Stored data:
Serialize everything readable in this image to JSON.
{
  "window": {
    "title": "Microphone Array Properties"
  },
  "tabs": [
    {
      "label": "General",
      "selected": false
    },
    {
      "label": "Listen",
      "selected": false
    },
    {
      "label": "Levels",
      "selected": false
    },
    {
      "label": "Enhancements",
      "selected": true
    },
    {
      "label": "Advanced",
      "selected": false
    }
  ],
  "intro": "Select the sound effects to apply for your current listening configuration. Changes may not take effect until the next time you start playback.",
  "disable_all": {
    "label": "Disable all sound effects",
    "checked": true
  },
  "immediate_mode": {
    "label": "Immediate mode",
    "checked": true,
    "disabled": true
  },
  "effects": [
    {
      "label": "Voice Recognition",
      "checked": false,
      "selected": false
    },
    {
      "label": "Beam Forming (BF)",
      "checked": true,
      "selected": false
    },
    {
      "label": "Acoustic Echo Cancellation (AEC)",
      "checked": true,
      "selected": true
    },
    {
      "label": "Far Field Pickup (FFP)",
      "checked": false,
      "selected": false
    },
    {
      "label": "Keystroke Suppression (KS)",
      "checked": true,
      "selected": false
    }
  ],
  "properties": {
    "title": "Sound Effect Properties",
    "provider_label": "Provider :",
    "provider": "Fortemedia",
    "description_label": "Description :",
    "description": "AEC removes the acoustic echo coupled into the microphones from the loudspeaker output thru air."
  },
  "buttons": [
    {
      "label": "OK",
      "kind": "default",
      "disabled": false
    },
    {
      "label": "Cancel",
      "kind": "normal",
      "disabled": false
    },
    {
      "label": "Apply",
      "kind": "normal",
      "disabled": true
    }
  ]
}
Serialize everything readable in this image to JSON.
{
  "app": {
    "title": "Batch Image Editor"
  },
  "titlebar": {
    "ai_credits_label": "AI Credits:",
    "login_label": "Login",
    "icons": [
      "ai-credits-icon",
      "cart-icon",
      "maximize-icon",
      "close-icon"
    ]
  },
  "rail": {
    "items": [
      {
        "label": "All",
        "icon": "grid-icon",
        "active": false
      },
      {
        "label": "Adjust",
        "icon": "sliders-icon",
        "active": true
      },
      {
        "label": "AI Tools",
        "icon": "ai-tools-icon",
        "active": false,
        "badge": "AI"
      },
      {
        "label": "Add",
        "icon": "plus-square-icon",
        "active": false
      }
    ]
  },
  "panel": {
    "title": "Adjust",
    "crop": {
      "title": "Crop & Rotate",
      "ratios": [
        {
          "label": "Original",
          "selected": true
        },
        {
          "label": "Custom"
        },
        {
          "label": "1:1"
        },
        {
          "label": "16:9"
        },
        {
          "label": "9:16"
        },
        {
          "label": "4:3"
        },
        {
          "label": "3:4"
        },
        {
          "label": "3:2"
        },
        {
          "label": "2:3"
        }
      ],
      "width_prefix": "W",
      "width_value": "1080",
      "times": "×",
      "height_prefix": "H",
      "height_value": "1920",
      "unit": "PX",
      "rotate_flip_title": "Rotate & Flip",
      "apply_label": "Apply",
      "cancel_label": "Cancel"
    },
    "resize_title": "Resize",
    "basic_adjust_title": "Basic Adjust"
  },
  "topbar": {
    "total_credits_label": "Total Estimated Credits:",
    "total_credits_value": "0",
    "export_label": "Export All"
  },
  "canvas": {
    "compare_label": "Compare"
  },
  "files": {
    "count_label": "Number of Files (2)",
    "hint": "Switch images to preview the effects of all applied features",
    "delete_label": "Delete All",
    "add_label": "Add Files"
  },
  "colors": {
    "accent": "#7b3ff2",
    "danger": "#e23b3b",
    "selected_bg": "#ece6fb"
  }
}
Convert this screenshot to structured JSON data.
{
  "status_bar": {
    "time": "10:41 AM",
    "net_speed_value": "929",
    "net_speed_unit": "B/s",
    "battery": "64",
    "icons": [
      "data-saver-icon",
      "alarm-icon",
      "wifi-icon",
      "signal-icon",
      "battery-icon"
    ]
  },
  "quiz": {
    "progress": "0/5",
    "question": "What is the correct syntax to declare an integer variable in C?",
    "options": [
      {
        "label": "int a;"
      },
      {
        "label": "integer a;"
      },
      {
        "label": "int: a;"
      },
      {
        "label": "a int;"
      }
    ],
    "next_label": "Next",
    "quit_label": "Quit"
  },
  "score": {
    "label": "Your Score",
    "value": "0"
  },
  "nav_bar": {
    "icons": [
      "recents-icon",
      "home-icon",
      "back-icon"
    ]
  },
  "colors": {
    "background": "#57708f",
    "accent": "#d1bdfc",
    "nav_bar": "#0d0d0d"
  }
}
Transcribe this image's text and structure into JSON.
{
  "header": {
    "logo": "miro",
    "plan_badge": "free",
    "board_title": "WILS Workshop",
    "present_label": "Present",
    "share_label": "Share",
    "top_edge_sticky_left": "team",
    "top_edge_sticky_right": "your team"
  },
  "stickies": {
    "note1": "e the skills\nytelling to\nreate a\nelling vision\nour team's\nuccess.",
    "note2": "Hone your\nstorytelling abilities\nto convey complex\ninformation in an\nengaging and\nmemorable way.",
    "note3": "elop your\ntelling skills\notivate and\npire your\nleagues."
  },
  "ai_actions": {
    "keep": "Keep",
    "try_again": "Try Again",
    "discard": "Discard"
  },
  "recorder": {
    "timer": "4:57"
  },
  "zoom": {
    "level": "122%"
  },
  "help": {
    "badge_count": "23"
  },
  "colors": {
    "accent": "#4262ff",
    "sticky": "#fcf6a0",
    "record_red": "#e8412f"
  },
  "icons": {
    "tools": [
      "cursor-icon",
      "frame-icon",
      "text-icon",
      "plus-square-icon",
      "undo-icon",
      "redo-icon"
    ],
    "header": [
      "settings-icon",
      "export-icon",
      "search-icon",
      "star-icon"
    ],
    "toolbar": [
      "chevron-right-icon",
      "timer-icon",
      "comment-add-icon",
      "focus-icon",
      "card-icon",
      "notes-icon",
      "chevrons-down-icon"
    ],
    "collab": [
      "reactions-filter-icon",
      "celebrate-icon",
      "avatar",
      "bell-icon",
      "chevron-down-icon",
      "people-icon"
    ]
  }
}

**What the task asks:** Find the lines with the string "Adjust" and reproduce them.

**Solution:**
        "label": "Adjust",
    "title": "Adjust",
    "basic_adjust_title": "Basic Adjust"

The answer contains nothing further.